__YOUR GOAL__. Sort through the entries below and pull out lines containing the word "message".
====== EXTRACTED MATERIAL ======
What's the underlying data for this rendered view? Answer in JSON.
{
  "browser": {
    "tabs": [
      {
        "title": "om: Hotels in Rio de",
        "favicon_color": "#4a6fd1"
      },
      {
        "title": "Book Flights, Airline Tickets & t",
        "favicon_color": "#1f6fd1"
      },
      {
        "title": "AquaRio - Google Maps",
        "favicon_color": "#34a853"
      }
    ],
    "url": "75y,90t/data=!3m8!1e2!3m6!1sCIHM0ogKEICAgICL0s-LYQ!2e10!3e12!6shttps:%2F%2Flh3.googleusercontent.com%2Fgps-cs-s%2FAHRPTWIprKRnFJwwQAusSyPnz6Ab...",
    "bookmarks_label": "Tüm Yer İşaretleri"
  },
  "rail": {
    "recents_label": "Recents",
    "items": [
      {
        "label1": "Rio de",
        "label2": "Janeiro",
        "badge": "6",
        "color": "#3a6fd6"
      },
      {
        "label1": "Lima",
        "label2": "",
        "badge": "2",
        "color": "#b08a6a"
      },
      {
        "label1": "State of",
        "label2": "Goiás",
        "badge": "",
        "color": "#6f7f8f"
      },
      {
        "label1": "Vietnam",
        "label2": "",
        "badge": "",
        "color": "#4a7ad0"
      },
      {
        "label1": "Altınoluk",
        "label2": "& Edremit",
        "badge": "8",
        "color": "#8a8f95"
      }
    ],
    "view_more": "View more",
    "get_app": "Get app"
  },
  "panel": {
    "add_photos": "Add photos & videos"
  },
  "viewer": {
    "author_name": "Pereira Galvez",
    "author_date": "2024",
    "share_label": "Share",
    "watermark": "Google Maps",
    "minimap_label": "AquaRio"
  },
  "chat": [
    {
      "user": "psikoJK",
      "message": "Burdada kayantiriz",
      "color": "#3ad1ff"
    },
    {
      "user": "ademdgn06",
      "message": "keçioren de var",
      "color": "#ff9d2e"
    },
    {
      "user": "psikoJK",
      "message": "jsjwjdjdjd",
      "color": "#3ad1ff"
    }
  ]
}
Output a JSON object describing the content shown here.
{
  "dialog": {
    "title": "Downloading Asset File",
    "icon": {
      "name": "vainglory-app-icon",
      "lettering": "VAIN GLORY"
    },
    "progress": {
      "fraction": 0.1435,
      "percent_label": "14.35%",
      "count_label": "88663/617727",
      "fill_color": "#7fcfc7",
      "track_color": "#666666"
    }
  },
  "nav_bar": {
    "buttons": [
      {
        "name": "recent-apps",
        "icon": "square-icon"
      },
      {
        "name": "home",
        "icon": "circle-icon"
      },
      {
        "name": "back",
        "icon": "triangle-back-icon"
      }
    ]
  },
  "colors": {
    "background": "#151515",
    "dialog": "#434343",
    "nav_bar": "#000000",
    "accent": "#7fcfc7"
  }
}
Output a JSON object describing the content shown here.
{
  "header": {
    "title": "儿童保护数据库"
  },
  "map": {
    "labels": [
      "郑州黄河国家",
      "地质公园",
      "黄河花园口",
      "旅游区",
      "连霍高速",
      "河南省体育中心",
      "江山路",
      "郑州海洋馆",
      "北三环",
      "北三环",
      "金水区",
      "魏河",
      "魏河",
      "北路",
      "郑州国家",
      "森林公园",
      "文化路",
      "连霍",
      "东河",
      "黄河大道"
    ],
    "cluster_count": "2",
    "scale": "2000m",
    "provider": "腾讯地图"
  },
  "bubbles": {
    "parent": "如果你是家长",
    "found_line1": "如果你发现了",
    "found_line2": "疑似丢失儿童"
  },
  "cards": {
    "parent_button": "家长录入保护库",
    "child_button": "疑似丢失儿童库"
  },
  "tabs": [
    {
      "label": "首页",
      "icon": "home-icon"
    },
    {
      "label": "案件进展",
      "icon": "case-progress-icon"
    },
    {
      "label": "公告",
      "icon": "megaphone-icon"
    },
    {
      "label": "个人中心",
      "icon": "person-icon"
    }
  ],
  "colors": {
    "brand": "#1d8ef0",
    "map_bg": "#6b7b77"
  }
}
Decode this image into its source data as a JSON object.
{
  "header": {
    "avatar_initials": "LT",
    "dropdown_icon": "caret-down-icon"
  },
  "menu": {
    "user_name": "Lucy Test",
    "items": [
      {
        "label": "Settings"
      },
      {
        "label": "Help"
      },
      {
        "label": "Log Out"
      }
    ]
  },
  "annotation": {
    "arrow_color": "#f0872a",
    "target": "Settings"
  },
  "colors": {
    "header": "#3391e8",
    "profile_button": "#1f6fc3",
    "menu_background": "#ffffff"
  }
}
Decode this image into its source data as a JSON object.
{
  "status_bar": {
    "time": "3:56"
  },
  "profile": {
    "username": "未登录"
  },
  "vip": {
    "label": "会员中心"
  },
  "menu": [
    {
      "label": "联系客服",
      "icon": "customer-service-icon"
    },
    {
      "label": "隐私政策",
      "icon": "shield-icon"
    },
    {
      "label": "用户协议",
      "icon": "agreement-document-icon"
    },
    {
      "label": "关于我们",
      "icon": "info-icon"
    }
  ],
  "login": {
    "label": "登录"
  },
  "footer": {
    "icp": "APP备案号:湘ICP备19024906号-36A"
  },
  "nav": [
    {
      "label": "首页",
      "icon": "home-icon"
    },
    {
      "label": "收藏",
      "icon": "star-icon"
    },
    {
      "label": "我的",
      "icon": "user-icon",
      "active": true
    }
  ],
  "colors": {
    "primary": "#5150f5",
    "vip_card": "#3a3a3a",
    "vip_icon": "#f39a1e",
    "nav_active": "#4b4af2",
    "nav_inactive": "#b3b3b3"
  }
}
======
__TASK RESPONSE__.
      "message": "Burdada kayantiriz",
      "message": "keçioren de var",
      "message": "jsjwjdjdjd",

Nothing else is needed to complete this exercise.